Transcribe the entries that follow, word for word.

EXTRACTED INFORMATION:

* Start *

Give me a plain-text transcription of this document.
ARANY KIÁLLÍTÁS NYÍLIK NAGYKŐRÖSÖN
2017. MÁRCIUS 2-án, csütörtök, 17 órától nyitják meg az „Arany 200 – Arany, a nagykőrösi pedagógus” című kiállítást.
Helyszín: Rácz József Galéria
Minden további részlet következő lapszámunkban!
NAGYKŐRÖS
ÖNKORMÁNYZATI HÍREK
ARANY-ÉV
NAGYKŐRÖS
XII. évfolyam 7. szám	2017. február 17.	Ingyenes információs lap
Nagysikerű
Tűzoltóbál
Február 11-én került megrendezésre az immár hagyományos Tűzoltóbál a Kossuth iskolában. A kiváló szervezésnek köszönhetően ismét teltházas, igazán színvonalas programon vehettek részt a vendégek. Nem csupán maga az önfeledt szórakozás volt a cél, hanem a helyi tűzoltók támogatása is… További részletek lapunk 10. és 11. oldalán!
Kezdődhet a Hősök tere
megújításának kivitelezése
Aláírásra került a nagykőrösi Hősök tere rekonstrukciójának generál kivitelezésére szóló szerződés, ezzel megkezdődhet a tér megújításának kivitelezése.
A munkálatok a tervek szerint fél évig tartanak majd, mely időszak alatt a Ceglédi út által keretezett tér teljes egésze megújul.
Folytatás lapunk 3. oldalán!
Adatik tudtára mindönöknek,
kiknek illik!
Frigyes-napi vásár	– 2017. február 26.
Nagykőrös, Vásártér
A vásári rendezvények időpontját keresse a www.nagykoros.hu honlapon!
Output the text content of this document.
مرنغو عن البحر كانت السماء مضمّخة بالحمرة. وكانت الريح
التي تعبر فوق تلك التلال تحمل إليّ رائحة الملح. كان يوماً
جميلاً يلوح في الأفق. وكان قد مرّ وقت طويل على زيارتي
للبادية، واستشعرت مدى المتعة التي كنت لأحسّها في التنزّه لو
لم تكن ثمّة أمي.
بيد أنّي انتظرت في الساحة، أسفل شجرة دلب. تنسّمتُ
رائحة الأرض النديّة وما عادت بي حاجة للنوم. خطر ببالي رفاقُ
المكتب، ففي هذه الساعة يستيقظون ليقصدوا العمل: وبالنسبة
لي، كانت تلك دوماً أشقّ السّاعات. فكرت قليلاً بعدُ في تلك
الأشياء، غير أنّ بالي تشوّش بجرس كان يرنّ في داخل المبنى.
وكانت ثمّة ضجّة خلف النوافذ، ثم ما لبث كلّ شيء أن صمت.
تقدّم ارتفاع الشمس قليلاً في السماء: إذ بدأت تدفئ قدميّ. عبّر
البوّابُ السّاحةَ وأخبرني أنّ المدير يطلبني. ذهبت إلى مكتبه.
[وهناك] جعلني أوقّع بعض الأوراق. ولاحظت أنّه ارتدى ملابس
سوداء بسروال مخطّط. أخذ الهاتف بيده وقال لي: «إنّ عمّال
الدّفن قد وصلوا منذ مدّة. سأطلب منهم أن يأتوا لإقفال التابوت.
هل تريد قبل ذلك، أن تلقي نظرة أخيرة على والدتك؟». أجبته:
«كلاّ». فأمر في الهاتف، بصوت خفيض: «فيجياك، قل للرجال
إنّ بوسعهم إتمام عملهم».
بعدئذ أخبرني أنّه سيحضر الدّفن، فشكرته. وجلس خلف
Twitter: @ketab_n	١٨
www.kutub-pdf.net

* End *

FULL RESPONSE:
Give me a plain-text transcription of this document.
ARANY KIÁLLÍTÁS NYÍLIK NAGYKŐRÖSÖN
2017. MÁRCIUS 2-án, csütörtök, 17 órától nyitják meg az „Arany 200 – Arany, a nagykőrösi pedagógus” című kiállítást.
Helyszín: Rácz József Galéria
Minden további részlet következő lapszámunkban!
NAGYKŐRÖS
ÖNKORMÁNYZATI HÍREK
ARANY-ÉV
NAGYKŐRÖS
XII. évfolyam 7. szám	2017. február 17.	Ingyenes információs lap
Nagysikerű
Tűzoltóbál
Február 11-én került megrendezésre az immár hagyományos Tűzoltóbál a Kossuth iskolában. A kiváló szervezésnek köszönhetően ismét teltházas, igazán színvonalas programon vehettek részt a vendégek. Nem csupán maga az önfeledt szórakozás volt a cél, hanem a helyi tűzoltók támogatása is… További részletek lapunk 10. és 11. oldalán!
Kezdődhet a Hősök tere
megújításának kivitelezése
Aláírásra került a nagykőrösi Hősök tere rekonstrukciójának generál kivitelezésére szóló szerződés, ezzel megkezdődhet a tér megújításának kivitelezése.
A munkálatok a tervek szerint fél évig tartanak majd, mely időszak alatt a Ceglédi út által keretezett tér teljes egésze megújul.
Folytatás lapunk 3. oldalán!
Adatik tudtára mindönöknek,
kiknek illik!
Frigyes-napi vásár	– 2017. február 26.
Nagykőrös, Vásártér
A vásári rendezvények időpontját keresse a www.nagykoros.hu honlapon!
Output the text content of this document.
مرنغو عن البحر كانت السماء مضمّخة بالحمرة. وكانت الريح
التي تعبر فوق تلك التلال تحمل إليّ رائحة الملح. كان يوماً
جميلاً يلوح في الأفق. وكان قد مرّ وقت طويل على زيارتي
للبادية، واستشعرت مدى المتعة التي كنت لأحسّها في التنزّه لو
لم تكن ثمّة أمي.
بيد أنّي انتظرت في الساحة، أسفل شجرة دلب. تنسّمتُ
رائحة الأرض النديّة وما عادت بي حاجة للنوم. خطر ببالي رفاقُ
المكتب، ففي هذه الساعة يستيقظون ليقصدوا العمل: وبالنسبة
لي، كانت تلك دوماً أشقّ السّاعات. فكرت قليلاً بعدُ في تلك
الأشياء، غير أنّ بالي تشوّش بجرس كان يرنّ في داخل المبنى.
وكانت ثمّة ضجّة خلف النوافذ، ثم ما لبث كلّ شيء أن صمت.
تقدّم ارتفاع الشمس قليلاً في السماء: إذ بدأت تدفئ قدميّ. عبّر
البوّابُ السّاحةَ وأخبرني أنّ المدير يطلبني. ذهبت إلى مكتبه.
[وهناك] جعلني أوقّع بعض الأوراق. ولاحظت أنّه ارتدى ملابس
سوداء بسروال مخطّط. أخذ الهاتف بيده وقال لي: «إنّ عمّال
الدّفن قد وصلوا منذ مدّة. سأطلب منهم أن يأتوا لإقفال التابوت.
هل تريد قبل ذلك، أن تلقي نظرة أخيرة على والدتك؟». أجبته:
«كلاّ». فأمر في الهاتف، بصوت خفيض: «فيجياك، قل للرجال
إنّ بوسعهم إتمام عملهم».
بعدئذ أخبرني أنّه سيحضر الدّفن، فشكرته. وجلس خلف
Twitter: @ketab_n	١٨
www.kutub-pdf.net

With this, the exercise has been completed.